▽
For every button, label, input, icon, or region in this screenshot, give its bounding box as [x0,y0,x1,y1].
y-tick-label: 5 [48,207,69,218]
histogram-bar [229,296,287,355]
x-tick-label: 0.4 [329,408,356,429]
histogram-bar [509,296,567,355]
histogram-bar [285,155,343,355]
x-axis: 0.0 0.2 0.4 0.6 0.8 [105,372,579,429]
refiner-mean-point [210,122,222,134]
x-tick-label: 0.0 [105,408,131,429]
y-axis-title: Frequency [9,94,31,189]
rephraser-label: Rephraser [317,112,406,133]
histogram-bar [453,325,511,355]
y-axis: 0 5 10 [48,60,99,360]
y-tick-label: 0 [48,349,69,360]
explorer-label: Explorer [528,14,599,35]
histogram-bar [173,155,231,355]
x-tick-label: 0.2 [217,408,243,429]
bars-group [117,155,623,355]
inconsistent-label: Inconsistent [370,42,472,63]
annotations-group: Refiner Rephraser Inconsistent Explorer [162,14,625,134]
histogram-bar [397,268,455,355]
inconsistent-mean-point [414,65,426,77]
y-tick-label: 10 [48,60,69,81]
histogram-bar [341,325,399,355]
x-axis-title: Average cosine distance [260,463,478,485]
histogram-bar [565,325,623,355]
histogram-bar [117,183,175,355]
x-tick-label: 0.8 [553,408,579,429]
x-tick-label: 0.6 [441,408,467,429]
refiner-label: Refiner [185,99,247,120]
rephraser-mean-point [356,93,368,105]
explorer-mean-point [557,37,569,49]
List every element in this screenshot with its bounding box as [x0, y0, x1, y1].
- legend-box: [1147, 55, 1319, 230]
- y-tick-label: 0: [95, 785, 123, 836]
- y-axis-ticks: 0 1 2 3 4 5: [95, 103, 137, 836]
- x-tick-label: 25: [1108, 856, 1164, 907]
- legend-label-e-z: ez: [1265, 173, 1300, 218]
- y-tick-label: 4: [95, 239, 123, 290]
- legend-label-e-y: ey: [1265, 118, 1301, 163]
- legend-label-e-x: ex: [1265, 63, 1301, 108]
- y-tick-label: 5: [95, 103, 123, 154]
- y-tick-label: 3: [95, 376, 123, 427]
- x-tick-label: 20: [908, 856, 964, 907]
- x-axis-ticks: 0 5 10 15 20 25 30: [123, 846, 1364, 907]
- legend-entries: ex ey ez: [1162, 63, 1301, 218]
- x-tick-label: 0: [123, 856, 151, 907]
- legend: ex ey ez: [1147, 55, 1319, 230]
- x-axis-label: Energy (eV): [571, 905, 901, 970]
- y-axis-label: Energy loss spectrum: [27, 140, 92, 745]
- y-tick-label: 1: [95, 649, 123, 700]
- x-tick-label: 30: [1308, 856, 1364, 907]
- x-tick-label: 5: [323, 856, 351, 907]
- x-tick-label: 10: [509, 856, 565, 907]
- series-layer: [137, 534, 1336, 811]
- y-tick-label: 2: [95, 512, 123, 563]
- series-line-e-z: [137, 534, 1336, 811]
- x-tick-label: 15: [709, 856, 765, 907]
△
**Task details:** Format the items as a numbered list, from the first line through the line containing "histogram-bar [565,325,623,355]", leaving out any blank lines.

**Reply to the task:**
1. For every button, label, input, icon, or region in this screenshot, give its bounding box as [x0,y0,x1,y1].
2. y-tick-label: 5 [48,207,69,218]
3. histogram-bar [229,296,287,355]
4. x-tick-label: 0.4 [329,408,356,429]
5. histogram-bar [509,296,567,355]
6. histogram-bar [285,155,343,355]
7. x-axis: 0.0 0.2 0.4 0.6 0.8 [105,372,579,429]
8. refiner-mean-point [210,122,222,134]
9. x-tick-label: 0.0 [105,408,131,429]
10. y-axis-title: Frequency [9,94,31,189]
11. rephraser-label: Rephraser [317,112,406,133]
12. histogram-bar [453,325,511,355]
13. y-axis: 0 5 10 [48,60,99,360]
14. y-tick-label: 0 [48,349,69,360]
15. explorer-label: Explorer [528,14,599,35]
16. histogram-bar [173,155,231,355]
17. x-tick-label: 0.2 [217,408,243,429]
18. bars-group [117,155,623,355]
19. inconsistent-label: Inconsistent [370,42,472,63]
20. annotations-group: Refiner Rephraser Inconsistent Explorer [162,14,625,134]
21. histogram-bar [397,268,455,355]
22. inconsistent-mean-point [414,65,426,77]
23. y-tick-label: 10 [48,60,69,81]
24. histogram-bar [341,325,399,355]
25. x-axis-title: Average cosine distance [260,463,478,485]
26. histogram-bar [565,325,623,355]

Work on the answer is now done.